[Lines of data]
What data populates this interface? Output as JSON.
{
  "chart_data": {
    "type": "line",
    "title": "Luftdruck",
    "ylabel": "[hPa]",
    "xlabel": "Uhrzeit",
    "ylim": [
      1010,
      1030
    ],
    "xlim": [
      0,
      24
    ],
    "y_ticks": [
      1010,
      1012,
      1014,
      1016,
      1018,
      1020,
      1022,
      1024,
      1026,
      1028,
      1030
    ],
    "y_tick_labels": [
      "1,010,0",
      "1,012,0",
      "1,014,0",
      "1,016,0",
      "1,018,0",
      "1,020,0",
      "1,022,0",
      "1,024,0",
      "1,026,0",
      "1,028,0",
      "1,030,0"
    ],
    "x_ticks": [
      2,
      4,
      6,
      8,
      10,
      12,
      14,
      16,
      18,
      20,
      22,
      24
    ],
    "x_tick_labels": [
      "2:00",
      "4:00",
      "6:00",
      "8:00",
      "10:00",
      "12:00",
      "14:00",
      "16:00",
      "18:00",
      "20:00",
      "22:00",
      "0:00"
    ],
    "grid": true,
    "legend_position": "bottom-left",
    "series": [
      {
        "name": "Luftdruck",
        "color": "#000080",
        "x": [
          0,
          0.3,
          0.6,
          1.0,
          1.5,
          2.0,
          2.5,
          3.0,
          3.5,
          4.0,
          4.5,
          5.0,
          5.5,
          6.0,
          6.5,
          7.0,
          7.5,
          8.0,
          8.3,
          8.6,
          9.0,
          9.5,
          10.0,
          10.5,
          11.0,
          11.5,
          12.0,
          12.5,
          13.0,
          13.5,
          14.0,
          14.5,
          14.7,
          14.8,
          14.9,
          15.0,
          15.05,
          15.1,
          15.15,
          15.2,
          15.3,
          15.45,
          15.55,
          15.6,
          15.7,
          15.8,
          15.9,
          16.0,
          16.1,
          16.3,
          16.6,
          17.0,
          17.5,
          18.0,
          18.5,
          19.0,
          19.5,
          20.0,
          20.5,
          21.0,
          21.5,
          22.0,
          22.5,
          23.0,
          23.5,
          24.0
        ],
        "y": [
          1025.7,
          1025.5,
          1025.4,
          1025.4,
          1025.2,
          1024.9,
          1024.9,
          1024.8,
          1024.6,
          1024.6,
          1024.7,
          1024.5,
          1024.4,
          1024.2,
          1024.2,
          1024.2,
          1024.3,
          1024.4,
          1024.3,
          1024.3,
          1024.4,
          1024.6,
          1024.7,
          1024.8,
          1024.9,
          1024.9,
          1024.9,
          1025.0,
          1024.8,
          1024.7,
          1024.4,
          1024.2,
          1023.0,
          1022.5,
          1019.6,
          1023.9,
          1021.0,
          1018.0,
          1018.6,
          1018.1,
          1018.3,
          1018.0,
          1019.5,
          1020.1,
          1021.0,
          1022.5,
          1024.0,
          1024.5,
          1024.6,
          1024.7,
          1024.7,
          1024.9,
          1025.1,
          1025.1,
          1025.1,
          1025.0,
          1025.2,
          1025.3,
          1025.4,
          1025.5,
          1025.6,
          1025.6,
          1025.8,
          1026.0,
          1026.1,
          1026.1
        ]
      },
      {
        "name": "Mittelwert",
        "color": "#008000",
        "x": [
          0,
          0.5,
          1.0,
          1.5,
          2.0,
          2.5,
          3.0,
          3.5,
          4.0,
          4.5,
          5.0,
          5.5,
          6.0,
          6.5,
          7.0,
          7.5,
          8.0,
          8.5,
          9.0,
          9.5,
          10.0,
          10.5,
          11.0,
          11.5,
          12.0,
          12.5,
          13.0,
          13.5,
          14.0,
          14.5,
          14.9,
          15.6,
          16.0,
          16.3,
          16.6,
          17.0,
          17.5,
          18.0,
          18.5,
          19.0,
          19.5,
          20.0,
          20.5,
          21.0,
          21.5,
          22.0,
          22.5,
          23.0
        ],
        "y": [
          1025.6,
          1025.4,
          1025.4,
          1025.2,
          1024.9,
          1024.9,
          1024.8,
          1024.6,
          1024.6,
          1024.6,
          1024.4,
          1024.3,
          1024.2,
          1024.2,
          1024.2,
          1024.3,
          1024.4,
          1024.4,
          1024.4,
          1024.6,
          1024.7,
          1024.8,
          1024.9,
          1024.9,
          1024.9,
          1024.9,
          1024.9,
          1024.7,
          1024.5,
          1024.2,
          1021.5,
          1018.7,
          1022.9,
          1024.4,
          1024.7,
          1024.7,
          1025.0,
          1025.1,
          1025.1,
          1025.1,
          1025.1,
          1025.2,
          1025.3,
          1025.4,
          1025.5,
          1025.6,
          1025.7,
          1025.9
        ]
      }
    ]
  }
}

#### [WHAT YOU WILL DO]
Every entry should be printed again exactly as written.

#### [EXERCISE SOLUTION]
What data populates this interface? Output as JSON.
{
  "chart_data": {
    "type": "line",
    "title": "Luftdruck",
    "ylabel": "[hPa]",
    "xlabel": "Uhrzeit",
    "ylim": [
      1010,
      1030
    ],
    "xlim": [
      0,
      24
    ],
    "y_ticks": [
      1010,
      1012,
      1014,
      1016,
      1018,
      1020,
      1022,
      1024,
      1026,
      1028,
      1030
    ],
    "y_tick_labels": [
      "1,010,0",
      "1,012,0",
      "1,014,0",
      "1,016,0",
      "1,018,0",
      "1,020,0",
      "1,022,0",
      "1,024,0",
      "1,026,0",
      "1,028,0",
      "1,030,0"
    ],
    "x_ticks": [
      2,
      4,
      6,
      8,
      10,
      12,
      14,
      16,
      18,
      20,
      22,
      24
    ],
    "x_tick_labels": [
      "2:00",
      "4:00",
      "6:00",
      "8:00",
      "10:00",
      "12:00",
      "14:00",
      "16:00",
      "18:00",
      "20:00",
      "22:00",
      "0:00"
    ],
    "grid": true,
    "legend_position": "bottom-left",
    "series": [
      {
        "name": "Luftdruck",
        "color": "#000080",
        "x": [
          0,
          0.3,
          0.6,
          1.0,
          1.5,
          2.0,
          2.5,
          3.0,
          3.5,
          4.0,
          4.5,
          5.0,
          5.5,
          6.0,
          6.5,
          7.0,
          7.5,
          8.0,
          8.3,
          8.6,
          9.0,
          9.5,
          10.0,
          10.5,
          11.0,
          11.5,
          12.0,
          12.5,
          13.0,
          13.5,
          14.0,
          14.5,
          14.7,
          14.8,
          14.9,
          15.0,
          15.05,
          15.1,
          15.15,
          15.2,
          15.3,
          15.45,
          15.55,
          15.6,
          15.7,
          15.8,
          15.9,
          16.0,
          16.1,
          16.3,
          16.6,
          17.0,
          17.5,
          18.0,
          18.5,
          19.0,
          19.5,
          20.0,
          20.5,
          21.0,
          21.5,
          22.0,
          22.5,
          23.0,
          23.5,
          24.0
        ],
        "y": [
          1025.7,
          1025.5,
          1025.4,
          1025.4,
          1025.2,
          1024.9,
          1024.9,
          1024.8,
          1024.6,
          1024.6,
          1024.7,
          1024.5,
          1024.4,
          1024.2,
          1024.2,
          1024.2,
          1024.3,
          1024.4,
          1024.3,
          1024.3,
          1024.4,
          1024.6,
          1024.7,
          1024.8,
          1024.9,
          1024.9,
          1024.9,
          1025.0,
          1024.8,
          1024.7,
          1024.4,
          1024.2,
          1023.0,
          1022.5,
          1019.6,
          1023.9,
          1021.0,
          1018.0,
          1018.6,
          1018.1,
          1018.3,
          1018.0,
          1019.5,
          1020.1,
          1021.0,
          1022.5,
          1024.0,
          1024.5,
          1024.6,
          1024.7,
          1024.7,
          1024.9,
          1025.1,
          1025.1,
          1025.1,
          1025.0,
          1025.2,
          1025.3,
          1025.4,
          1025.5,
          1025.6,
          1025.6,
          1025.8,
          1026.0,
          1026.1,
          1026.1
        ]
      },
      {
        "name": "Mittelwert",
        "color": "#008000",
        "x": [
          0,
          0.5,
          1.0,
          1.5,
          2.0,
          2.5,
          3.0,
          3.5,
          4.0,
          4.5,
          5.0,
          5.5,
          6.0,
          6.5,
          7.0,
          7.5,
          8.0,
          8.5,
          9.0,
          9.5,
          10.0,
          10.5,
          11.0,
          11.5,
          12.0,
          12.5,
          13.0,
          13.5,
          14.0,
          14.5,
          14.9,
          15.6,
          16.0,
          16.3,
          16.6,
          17.0,
          17.5,
          18.0,
          18.5,
          19.0,
          19.5,
          20.0,
          20.5,
          21.0,
          21.5,
          22.0,
          22.5,
          23.0
        ],
        "y": [
          1025.6,
          1025.4,
          1025.4,
          1025.2,
          1024.9,
          1024.9,
          1024.8,
          1024.6,
          1024.6,
          1024.6,
          1024.4,
          1024.3,
          1024.2,
          1024.2,
          1024.2,
          1024.3,
          1024.4,
          1024.4,
          1024.4,
          1024.6,
          1024.7,
          1024.8,
          1024.9,
          1024.9,
          1024.9,
          1024.9,
          1024.9,
          1024.7,
          1024.5,
          1024.2,
          1021.5,
          1018.7,
          1022.9,
          1024.4,
          1024.7,
          1024.7,
          1025.0,
          1025.1,
          1025.1,
          1025.1,
          1025.1,
          1025.2,
          1025.3,
          1025.4,
          1025.5,
          1025.6,
          1025.7,
          1025.9
        ]
      }
    ]
  }
}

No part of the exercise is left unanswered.